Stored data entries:
━━━━━━━━
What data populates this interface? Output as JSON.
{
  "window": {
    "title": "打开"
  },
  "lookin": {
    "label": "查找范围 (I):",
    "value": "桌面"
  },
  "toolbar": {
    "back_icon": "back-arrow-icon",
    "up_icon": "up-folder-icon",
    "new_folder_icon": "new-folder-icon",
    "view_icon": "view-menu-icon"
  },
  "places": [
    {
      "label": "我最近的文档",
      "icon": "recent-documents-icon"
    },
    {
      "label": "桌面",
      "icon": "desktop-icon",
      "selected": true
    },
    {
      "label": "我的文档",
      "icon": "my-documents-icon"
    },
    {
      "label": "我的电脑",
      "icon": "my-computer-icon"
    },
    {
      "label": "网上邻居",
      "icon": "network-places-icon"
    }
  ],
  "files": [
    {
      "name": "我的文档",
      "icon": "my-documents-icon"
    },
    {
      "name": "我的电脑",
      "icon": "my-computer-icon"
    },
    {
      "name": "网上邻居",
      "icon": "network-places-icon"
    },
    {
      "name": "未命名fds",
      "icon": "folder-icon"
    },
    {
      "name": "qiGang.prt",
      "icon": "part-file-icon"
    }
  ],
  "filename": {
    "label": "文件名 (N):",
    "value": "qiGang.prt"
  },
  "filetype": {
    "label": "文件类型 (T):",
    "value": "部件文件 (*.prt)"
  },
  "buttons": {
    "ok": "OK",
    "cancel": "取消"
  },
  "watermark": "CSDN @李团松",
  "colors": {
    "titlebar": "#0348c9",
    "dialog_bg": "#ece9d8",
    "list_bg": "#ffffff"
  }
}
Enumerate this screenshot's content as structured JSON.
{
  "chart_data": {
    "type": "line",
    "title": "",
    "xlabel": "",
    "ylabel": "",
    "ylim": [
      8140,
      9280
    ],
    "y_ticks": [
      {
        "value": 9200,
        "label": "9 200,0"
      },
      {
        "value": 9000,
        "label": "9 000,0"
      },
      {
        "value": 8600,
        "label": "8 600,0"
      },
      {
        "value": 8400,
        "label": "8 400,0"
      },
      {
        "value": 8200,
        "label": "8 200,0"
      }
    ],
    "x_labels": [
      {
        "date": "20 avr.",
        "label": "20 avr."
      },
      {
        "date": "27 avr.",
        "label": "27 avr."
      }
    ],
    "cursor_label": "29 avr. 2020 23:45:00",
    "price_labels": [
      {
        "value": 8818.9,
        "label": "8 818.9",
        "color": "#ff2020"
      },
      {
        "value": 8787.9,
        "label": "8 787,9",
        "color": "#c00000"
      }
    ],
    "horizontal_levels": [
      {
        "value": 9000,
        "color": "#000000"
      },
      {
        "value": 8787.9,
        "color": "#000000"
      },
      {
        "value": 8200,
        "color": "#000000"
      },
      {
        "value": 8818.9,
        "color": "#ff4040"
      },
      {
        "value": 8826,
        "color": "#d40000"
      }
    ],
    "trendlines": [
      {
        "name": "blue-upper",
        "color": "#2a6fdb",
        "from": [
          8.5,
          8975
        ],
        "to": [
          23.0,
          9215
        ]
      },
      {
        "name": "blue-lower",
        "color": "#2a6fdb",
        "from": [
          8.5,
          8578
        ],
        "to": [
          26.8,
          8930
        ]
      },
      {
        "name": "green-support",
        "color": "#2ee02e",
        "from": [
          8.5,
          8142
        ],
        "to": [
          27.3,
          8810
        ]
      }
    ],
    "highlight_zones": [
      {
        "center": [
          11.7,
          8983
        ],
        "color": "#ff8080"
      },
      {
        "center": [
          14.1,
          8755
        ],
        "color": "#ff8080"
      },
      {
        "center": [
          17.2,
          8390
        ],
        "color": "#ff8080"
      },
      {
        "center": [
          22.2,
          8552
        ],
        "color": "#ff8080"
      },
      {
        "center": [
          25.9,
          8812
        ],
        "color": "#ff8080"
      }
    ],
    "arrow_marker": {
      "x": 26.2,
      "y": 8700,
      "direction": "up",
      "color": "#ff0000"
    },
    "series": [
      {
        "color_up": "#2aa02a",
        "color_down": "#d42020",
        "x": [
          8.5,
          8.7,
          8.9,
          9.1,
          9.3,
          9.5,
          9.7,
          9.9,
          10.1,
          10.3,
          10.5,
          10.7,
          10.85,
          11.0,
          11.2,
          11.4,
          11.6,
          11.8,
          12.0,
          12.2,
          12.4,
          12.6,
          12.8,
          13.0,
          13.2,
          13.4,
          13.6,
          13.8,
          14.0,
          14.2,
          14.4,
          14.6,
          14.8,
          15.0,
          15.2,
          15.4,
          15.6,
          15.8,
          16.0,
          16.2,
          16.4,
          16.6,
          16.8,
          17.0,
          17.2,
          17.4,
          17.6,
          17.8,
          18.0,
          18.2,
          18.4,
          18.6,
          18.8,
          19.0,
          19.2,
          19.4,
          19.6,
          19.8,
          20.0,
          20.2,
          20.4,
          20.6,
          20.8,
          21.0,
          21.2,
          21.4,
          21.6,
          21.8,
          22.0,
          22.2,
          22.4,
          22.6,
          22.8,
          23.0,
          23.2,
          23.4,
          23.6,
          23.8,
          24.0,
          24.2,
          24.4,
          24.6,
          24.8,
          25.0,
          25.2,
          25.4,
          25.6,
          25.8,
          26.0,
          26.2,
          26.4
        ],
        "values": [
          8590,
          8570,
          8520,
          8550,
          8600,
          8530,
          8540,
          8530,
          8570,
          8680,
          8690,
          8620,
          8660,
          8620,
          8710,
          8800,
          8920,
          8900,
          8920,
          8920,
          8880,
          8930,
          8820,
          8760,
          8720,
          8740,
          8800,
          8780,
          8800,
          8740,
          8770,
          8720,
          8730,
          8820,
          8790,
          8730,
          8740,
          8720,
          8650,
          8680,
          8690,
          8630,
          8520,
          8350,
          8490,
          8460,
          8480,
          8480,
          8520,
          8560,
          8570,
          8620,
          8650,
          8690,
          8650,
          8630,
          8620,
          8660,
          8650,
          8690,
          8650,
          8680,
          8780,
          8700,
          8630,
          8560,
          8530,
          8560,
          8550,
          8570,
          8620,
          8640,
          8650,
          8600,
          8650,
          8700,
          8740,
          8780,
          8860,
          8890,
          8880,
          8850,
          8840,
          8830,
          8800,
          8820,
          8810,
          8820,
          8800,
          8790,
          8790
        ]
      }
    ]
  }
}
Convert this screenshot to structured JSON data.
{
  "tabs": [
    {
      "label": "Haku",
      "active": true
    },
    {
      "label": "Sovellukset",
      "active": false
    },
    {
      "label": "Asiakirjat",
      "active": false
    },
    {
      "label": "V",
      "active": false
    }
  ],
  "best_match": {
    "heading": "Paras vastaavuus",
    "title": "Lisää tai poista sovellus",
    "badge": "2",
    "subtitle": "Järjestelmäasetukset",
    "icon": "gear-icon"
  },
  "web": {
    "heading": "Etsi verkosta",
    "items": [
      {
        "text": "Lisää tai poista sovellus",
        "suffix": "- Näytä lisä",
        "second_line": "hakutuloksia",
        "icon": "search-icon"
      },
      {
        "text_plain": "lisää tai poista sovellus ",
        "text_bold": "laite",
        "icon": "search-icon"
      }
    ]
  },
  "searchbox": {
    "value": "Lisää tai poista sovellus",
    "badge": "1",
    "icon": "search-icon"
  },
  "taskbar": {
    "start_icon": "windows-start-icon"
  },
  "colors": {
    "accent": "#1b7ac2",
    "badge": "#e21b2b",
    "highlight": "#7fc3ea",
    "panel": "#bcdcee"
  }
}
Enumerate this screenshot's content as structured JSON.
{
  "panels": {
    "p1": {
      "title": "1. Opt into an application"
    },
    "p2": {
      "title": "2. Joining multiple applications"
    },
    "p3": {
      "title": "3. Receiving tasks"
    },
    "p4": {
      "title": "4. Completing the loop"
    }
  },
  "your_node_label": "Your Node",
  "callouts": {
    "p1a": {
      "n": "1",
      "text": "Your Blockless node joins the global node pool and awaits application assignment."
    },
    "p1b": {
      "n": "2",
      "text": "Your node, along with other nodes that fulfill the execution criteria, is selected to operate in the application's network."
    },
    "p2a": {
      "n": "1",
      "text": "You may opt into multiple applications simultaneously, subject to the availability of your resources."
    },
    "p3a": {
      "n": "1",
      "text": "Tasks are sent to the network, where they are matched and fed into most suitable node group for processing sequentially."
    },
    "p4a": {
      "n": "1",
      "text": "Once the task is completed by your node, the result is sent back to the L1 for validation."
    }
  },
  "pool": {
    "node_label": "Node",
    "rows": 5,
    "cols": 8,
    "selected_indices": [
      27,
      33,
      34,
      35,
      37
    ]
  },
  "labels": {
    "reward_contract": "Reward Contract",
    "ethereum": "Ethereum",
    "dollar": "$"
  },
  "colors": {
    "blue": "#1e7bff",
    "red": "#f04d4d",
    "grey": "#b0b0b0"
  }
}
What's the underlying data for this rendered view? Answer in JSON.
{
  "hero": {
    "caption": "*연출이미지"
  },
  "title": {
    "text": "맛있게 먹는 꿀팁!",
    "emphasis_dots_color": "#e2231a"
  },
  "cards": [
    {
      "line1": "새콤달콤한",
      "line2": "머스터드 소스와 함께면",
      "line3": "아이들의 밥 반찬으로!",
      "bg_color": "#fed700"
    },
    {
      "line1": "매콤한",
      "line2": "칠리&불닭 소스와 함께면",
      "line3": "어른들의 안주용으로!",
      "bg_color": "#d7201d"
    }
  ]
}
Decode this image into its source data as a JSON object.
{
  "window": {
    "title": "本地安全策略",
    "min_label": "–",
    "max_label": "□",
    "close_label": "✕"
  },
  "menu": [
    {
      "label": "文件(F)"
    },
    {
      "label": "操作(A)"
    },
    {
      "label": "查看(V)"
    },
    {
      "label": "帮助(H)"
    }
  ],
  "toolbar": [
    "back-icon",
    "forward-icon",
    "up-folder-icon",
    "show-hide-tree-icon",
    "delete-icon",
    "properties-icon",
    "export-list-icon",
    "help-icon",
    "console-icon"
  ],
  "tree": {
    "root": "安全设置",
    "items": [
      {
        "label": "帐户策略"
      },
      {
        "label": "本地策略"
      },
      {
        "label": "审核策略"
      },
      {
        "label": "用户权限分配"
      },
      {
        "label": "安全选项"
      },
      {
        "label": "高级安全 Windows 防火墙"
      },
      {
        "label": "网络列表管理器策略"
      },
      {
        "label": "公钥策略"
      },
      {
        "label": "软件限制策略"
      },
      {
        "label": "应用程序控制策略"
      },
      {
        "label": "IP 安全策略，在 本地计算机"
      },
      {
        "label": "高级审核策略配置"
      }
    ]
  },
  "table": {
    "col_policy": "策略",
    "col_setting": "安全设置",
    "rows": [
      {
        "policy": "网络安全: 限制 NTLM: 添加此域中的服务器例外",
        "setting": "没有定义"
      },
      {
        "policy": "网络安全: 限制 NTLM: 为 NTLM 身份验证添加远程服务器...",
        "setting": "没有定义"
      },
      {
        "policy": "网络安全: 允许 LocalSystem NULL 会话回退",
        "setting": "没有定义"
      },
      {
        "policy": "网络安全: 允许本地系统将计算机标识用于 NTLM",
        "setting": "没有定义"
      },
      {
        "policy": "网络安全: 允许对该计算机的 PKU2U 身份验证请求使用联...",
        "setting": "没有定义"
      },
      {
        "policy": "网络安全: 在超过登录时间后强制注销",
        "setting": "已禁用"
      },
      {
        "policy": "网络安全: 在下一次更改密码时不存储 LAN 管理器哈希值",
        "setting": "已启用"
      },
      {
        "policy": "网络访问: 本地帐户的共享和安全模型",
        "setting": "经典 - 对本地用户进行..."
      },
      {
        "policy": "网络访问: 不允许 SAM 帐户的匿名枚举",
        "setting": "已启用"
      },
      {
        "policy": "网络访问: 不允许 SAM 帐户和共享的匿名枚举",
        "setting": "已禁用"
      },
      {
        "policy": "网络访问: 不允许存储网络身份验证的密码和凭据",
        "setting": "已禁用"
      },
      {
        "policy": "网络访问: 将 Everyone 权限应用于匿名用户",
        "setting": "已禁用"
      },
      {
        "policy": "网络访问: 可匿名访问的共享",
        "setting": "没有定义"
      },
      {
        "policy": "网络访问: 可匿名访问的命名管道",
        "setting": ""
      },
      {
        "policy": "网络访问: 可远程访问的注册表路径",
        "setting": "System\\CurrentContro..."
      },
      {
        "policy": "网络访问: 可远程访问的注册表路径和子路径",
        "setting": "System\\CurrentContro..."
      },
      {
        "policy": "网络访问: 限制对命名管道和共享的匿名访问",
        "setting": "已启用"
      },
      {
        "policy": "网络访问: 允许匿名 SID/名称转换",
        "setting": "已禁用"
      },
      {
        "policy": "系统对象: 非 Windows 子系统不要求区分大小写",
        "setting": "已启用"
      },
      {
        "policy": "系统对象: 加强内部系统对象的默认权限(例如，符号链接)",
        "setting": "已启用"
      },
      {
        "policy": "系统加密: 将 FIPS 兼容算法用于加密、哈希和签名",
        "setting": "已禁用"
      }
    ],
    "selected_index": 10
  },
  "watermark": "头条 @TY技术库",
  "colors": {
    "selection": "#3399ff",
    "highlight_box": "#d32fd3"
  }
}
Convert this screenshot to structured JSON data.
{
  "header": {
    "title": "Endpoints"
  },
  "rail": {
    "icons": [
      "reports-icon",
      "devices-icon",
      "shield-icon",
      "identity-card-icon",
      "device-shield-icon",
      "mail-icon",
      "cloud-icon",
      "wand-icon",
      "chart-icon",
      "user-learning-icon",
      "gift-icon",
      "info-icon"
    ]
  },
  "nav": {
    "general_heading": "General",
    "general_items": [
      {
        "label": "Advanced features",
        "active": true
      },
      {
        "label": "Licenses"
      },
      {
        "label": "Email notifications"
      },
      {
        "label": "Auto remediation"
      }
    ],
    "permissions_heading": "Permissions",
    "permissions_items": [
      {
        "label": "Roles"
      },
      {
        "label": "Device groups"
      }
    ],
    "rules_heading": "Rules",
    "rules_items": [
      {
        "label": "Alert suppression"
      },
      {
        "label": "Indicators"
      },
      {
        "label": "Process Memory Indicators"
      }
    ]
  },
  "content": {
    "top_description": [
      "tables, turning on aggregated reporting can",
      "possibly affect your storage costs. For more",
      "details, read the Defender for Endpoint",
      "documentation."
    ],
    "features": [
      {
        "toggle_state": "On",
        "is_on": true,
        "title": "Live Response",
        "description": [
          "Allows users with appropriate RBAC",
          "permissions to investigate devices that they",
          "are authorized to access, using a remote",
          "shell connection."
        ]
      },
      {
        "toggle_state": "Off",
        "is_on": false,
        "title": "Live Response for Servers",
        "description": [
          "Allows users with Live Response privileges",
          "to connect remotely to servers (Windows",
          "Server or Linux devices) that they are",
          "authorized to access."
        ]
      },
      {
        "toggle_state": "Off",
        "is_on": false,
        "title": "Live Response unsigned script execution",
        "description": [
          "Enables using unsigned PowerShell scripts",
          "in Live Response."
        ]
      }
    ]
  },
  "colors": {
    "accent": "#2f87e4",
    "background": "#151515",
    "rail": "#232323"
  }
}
━━━━━━━━
Find every line that has "系统对象" in it, then return those lines.

# [Answer to this problem]
        "policy": "系统对象: 非 Windows 子系统不要求区分大小写",
        "policy": "系统对象: 加强内部系统对象的默认权限(例如，符号链接)",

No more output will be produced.